Text block Block Start

Pastoral Message Sunday 21st June

Dear friends

As some of you will know, I fairly recently completed the Couch to 5k programme and so far I’ve managed to sustain the habit of running for 30 minutes several times a week.  That may not sound that impressive to those of you are really fit, but for me it’s quite an achievement – I don’t think I have ever run for that long in my life before, not even when I was at school!

Anyway, I don’t want to talk about running, except to say that when I’m running, I always have music playing – it helps me to set the rhythm and pace and spurs me on.  All sorts of music accompanies me on my morning runs from Elton John to Ed Sheeran, from Lewis Capaldi to Laura Story or from Matt Redman to Michael Card – please don’t judge me on my musical choices!

Earlier this week as I ran I was accompanied by the music of Lauren Daigle, who is a chart-topping singer/songwriter from America.  She is also a Christian so her songs have both broad contemporary appeal and deep spiritual meaning.  One of the songs that I listened to this week was called “Everything” and has lyrics which begin like this – Even the sparrow has a place to lay its head, So why would I let worries steal my breath?  Even the roses, You have glowed them brilliant red, Still I’m the one You love more than this.  You give me everything, You give me everything, You give me everything I need”

Text block Block End
Material supplied Block Start

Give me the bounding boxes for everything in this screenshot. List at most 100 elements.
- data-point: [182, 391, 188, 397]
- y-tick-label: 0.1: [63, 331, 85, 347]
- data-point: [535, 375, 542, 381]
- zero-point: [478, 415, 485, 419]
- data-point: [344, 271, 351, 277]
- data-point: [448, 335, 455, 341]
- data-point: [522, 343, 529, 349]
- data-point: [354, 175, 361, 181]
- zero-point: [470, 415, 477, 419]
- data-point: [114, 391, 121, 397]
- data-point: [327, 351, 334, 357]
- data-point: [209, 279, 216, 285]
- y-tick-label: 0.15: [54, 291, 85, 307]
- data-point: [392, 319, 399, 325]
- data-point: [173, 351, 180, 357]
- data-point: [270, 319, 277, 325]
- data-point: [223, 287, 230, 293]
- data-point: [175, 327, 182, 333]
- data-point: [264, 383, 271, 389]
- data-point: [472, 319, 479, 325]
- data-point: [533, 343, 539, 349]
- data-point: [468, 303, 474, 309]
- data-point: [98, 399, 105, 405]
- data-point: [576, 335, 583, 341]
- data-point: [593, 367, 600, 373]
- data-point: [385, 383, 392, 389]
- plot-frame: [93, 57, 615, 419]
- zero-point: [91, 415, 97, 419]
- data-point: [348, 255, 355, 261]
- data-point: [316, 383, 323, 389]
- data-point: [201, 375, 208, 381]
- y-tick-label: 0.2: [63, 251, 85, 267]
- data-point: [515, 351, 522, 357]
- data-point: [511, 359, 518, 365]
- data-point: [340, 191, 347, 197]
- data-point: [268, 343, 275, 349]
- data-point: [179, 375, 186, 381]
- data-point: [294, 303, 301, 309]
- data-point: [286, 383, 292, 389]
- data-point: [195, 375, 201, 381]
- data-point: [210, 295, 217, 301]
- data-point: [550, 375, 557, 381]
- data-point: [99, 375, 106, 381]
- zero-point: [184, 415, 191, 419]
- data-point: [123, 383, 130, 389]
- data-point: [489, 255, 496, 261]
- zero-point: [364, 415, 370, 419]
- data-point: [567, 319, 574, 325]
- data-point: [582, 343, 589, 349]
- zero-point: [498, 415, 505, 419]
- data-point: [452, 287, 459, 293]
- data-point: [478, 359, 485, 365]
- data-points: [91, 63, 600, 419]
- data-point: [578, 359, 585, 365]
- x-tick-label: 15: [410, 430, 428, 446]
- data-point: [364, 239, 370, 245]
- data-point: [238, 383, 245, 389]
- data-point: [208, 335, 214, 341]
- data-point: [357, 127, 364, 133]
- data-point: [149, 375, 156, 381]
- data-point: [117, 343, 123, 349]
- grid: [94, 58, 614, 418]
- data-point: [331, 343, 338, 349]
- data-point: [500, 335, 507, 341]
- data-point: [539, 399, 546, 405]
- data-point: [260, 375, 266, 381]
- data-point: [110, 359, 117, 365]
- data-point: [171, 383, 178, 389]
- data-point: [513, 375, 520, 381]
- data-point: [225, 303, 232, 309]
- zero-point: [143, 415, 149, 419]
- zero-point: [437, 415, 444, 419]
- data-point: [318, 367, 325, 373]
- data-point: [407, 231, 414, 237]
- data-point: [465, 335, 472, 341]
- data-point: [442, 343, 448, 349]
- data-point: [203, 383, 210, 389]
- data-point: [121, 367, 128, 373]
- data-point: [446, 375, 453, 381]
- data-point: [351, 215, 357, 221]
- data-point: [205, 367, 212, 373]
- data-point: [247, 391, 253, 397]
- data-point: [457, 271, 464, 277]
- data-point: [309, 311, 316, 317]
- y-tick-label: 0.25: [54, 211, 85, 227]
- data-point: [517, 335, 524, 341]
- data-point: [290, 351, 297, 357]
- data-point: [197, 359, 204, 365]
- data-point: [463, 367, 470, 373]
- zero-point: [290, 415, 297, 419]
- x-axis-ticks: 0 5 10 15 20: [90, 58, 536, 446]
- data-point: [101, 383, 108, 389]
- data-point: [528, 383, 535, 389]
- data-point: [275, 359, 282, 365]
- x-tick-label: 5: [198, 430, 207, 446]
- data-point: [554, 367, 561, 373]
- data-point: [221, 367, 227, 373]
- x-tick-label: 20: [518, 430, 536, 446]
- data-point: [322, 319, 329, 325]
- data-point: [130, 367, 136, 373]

Material supplied Block End

- Assignment -
Write the next part of the pastoral message about running and the Lauren Daigle song, picking up after its last sentence.

- Answer to the problem -
It came back into my mind as I read the gospel reading appointed for today from Matthew 10 “Are not two sparrows sold for a penny?  Yet not one of them will fall to the ground apart from your Father.  And even the hairs of your head are all counted.  So do not be afraid; you are of more value than many sparrows.”

These words of scripture, along with the words that we find in the Sermon on the Mount and recorded in Matthew 6 which tell us that we are more valuable than the birds who are fed and the flowers that are clothed, all remind us that we are precious to God, we are loved by God and we will be provided for by God.  There is no need for us to worry because God will give us all that we need – how wonderful!

But, of course we do worry!  We worry about ourselves, we worry about our loved ones and we worry about all those who are particularly vulnerable and not necessarily feeling loved and valued by anyone at the moment!

And as we think about those amongst us who are vulnerable, perhaps those words within the song – “steal my breath” jump out at you, as they jumped out at me a few days ago.  The ability to breathe effectively is what those who contract coronoavirus struggle with so much and it’s what George Floyd was robbed of in the brutal and traumatic events in America just a few weeks ago.

These, and so many other stories that fill our daily headlines remind us of the inequality that exists in our structures, in our communities and in our world.  Many have risen up in protest against such injustice, some peacefully, others not so, but all motivated by their anger at what they see going on around them.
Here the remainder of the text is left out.